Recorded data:
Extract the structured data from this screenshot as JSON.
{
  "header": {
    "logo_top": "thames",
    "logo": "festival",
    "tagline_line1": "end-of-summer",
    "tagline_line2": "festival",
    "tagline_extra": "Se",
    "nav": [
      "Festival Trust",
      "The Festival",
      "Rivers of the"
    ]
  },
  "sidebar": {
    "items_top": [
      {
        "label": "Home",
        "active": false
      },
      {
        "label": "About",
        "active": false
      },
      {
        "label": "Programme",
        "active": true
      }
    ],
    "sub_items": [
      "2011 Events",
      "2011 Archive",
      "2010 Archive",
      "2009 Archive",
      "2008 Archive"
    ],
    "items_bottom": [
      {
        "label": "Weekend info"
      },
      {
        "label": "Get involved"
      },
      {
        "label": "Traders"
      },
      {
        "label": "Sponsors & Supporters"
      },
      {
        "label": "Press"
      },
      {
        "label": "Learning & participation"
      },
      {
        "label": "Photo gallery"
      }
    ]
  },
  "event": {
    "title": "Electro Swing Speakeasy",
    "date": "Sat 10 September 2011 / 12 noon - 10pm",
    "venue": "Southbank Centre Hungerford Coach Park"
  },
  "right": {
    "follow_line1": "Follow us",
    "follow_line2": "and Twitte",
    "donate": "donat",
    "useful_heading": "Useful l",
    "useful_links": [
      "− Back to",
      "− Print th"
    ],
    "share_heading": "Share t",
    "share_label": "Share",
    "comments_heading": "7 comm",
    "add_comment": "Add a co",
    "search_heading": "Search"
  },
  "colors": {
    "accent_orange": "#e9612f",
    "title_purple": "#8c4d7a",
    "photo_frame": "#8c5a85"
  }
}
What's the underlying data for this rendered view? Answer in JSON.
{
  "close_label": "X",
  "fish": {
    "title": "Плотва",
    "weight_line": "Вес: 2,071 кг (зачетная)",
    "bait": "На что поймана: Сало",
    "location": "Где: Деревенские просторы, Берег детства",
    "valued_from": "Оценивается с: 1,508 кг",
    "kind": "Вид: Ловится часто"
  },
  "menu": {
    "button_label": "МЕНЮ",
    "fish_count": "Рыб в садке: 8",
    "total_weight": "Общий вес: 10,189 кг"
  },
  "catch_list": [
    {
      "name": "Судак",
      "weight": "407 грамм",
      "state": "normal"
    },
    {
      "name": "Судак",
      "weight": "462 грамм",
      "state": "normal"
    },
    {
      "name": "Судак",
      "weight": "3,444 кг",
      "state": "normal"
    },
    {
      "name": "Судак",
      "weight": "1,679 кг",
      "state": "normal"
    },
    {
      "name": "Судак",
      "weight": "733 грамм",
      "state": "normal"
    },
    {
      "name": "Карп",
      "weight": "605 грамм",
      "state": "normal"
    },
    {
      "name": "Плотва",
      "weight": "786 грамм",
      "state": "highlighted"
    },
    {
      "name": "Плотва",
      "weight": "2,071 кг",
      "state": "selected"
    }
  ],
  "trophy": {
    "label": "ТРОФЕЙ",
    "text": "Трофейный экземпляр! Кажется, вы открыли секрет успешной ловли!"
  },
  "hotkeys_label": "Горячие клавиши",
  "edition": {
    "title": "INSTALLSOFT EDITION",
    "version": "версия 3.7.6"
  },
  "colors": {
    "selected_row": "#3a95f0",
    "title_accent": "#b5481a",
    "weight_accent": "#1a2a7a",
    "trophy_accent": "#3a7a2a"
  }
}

## TASK DETAILS
Look through the records and gather every line containing "Archive".

## EXERCISE ANSWER
      "2011 Archive",
      "2010 Archive",
      "2009 Archive",
      "2008 Archive"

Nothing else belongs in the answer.